[Items from a dataset]
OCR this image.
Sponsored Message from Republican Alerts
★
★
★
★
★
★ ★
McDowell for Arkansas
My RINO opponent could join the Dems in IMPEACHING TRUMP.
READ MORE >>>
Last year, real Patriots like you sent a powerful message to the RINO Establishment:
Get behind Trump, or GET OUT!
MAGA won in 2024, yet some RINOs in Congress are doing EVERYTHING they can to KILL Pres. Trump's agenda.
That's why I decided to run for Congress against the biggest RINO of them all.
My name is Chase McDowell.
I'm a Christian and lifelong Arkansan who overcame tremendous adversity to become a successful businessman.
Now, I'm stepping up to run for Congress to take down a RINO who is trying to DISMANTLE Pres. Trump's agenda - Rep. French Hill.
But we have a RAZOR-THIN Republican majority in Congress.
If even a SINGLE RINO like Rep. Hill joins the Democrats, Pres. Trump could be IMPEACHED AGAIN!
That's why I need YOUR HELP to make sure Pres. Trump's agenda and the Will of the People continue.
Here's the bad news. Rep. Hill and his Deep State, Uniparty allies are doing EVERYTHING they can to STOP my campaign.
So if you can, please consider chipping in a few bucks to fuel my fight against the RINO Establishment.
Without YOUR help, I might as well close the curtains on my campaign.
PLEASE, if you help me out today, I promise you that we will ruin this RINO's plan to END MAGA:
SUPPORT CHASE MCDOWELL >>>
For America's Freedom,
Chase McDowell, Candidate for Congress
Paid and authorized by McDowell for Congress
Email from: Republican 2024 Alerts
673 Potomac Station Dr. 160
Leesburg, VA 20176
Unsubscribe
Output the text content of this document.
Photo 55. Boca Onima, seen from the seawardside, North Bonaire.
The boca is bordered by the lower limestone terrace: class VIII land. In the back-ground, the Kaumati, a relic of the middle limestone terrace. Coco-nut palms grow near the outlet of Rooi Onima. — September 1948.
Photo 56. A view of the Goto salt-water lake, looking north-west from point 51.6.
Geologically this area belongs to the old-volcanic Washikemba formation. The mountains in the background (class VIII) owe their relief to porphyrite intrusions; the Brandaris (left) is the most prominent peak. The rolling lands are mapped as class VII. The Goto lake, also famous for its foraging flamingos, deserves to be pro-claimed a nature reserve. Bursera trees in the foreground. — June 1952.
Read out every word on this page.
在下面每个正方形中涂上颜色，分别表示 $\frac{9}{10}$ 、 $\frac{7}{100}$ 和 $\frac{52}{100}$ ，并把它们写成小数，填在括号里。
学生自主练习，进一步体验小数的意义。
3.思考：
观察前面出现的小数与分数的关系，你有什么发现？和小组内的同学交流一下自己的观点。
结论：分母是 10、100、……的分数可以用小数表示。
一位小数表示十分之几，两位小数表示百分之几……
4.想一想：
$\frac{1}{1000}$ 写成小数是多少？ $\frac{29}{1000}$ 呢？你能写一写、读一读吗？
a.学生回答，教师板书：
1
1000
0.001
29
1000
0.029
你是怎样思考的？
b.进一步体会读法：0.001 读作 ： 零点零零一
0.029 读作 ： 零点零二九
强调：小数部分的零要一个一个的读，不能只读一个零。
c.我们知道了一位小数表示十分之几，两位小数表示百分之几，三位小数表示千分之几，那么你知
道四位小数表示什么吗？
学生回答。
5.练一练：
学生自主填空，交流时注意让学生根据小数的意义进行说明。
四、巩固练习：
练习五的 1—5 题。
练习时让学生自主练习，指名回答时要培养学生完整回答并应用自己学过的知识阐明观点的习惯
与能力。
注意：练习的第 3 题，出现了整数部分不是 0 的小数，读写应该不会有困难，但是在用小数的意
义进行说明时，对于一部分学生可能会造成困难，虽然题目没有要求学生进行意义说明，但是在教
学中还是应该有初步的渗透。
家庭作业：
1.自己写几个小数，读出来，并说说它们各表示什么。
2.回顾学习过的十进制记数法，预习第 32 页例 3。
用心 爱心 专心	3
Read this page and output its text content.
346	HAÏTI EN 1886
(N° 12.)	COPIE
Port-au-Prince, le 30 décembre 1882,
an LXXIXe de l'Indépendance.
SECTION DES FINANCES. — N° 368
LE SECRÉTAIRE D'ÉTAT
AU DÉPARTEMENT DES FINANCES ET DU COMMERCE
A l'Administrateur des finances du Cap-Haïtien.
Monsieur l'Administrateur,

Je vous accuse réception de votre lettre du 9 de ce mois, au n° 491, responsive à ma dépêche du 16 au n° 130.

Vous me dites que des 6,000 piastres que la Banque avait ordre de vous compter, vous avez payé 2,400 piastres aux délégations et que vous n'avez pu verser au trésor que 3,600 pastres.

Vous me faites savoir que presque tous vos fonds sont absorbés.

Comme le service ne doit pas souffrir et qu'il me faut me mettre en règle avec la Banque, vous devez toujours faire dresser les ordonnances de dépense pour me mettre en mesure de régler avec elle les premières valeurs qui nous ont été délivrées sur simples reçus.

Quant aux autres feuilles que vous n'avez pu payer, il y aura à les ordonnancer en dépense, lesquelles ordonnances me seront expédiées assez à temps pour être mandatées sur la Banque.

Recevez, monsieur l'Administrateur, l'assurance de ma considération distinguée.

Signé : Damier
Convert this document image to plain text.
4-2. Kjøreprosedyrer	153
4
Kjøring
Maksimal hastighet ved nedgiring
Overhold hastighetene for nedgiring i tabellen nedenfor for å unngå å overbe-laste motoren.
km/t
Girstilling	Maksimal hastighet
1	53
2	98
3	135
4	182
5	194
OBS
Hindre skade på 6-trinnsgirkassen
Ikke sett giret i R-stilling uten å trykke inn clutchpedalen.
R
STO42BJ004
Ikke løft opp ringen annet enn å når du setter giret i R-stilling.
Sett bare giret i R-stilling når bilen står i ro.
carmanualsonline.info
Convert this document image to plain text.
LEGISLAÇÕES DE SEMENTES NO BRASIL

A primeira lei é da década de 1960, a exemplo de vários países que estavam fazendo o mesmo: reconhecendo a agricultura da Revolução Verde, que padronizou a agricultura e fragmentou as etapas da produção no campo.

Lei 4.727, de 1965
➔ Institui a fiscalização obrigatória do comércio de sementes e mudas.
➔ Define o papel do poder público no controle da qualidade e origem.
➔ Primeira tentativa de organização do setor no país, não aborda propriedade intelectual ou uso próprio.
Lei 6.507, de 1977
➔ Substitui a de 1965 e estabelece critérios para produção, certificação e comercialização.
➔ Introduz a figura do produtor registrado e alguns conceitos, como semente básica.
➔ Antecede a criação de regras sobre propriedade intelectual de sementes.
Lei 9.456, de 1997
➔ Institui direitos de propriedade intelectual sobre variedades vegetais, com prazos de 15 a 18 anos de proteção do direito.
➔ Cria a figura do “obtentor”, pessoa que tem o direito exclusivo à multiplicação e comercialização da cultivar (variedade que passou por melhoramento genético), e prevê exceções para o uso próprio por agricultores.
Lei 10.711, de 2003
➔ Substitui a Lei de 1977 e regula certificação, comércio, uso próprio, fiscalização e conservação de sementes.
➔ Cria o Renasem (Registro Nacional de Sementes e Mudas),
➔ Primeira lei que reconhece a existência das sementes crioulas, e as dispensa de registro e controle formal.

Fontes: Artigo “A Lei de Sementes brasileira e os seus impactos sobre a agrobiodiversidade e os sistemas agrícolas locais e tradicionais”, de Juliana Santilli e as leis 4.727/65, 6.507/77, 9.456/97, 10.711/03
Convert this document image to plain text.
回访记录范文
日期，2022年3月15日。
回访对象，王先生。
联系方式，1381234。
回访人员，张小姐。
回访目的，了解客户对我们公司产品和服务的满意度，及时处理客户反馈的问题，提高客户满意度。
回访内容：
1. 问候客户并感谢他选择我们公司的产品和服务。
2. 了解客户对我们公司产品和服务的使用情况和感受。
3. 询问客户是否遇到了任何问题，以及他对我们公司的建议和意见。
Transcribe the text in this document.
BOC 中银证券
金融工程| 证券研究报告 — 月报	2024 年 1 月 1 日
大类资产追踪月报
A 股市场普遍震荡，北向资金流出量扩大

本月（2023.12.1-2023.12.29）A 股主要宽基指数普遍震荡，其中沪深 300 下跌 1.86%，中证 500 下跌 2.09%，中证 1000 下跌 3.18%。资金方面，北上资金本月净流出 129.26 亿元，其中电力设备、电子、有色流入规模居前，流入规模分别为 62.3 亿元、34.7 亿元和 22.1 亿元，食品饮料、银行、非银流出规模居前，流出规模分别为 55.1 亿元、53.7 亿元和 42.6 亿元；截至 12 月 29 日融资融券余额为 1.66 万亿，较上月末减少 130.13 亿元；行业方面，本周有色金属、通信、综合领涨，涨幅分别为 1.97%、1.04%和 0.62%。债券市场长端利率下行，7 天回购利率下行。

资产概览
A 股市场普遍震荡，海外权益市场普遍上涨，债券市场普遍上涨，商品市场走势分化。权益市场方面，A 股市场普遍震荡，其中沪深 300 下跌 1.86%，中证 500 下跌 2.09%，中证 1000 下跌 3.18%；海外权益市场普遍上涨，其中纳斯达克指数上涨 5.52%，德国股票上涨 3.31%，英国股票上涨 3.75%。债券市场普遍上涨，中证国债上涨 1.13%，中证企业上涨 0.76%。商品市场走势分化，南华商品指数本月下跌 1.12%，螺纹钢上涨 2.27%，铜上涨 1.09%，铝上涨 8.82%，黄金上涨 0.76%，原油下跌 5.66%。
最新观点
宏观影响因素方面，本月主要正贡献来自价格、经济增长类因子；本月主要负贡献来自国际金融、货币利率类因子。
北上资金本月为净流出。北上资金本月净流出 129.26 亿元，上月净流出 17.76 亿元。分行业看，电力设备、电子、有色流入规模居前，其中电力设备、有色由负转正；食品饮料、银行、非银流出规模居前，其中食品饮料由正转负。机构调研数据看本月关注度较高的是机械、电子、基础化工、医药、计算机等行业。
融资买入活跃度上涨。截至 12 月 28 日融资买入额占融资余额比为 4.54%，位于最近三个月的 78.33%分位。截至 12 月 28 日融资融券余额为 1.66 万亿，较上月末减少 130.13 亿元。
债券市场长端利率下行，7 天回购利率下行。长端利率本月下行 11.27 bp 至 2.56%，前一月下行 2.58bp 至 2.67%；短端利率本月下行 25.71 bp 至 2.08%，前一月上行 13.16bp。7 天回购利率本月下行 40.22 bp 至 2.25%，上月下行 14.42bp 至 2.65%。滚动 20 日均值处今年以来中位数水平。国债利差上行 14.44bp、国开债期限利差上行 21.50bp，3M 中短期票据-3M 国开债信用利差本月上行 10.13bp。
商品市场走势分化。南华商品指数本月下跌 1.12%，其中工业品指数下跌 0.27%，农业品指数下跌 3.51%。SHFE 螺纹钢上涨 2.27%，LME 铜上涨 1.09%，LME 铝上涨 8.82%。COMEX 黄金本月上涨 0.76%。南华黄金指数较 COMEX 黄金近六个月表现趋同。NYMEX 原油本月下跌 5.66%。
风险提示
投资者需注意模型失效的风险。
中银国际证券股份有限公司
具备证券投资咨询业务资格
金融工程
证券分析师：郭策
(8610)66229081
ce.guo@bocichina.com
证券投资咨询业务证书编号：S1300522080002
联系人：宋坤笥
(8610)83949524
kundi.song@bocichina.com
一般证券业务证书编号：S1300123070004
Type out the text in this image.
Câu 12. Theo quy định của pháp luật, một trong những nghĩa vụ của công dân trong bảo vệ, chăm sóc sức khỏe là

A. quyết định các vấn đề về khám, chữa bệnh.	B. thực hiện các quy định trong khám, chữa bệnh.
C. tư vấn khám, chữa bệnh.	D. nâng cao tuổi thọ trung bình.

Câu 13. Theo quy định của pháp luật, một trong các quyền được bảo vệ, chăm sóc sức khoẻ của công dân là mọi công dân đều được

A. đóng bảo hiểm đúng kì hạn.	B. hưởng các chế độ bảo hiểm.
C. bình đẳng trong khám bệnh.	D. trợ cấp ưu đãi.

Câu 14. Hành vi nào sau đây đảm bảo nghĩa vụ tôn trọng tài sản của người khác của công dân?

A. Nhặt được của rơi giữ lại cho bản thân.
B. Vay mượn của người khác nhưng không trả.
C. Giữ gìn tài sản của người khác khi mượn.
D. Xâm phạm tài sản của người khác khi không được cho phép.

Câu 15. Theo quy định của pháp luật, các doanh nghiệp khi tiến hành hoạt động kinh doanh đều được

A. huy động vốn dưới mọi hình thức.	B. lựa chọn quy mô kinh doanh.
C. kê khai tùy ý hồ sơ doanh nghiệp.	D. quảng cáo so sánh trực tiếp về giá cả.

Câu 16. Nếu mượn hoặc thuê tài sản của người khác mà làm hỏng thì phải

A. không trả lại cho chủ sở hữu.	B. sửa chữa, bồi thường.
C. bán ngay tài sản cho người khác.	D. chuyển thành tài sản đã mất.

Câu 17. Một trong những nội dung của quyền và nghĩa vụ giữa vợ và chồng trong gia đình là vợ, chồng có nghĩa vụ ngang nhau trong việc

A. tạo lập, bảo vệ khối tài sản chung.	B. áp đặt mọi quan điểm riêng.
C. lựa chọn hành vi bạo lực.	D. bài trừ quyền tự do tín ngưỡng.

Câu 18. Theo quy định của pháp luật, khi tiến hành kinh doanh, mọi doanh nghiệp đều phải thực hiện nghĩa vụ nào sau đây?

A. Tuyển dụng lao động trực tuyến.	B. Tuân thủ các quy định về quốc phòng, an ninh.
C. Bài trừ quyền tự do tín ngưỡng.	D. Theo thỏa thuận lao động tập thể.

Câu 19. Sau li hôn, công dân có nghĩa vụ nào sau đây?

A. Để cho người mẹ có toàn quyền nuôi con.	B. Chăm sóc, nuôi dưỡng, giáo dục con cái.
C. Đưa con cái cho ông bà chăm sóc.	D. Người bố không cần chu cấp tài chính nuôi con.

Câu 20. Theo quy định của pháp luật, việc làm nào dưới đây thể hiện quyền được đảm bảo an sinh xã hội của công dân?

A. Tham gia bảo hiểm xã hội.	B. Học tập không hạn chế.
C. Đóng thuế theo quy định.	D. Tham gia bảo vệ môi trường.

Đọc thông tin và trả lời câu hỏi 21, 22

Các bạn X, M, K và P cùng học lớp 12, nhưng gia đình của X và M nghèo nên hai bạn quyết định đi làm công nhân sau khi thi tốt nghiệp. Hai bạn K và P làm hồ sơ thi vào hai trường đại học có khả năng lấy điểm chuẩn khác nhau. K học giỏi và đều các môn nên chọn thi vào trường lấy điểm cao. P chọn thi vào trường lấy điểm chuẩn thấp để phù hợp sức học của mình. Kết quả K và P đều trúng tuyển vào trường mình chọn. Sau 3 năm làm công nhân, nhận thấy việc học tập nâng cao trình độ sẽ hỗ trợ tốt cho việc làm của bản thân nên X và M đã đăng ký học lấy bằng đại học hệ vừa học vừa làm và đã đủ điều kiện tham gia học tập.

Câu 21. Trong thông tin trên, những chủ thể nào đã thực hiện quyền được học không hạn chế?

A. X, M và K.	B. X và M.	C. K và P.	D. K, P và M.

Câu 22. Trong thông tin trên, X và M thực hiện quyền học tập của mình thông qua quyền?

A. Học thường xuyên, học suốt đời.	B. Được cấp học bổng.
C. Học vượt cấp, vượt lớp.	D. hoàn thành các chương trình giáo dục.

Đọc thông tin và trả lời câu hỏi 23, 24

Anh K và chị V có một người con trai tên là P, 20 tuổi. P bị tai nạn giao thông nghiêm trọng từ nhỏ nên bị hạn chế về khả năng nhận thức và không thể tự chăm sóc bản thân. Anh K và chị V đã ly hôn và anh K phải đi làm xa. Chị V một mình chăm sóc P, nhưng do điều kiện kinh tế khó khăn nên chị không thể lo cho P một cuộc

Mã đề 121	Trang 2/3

▶ Exercise details
Each line containing the word "produção" counts once; say how many such lines there are, giving only the number.

▶ Task answer
2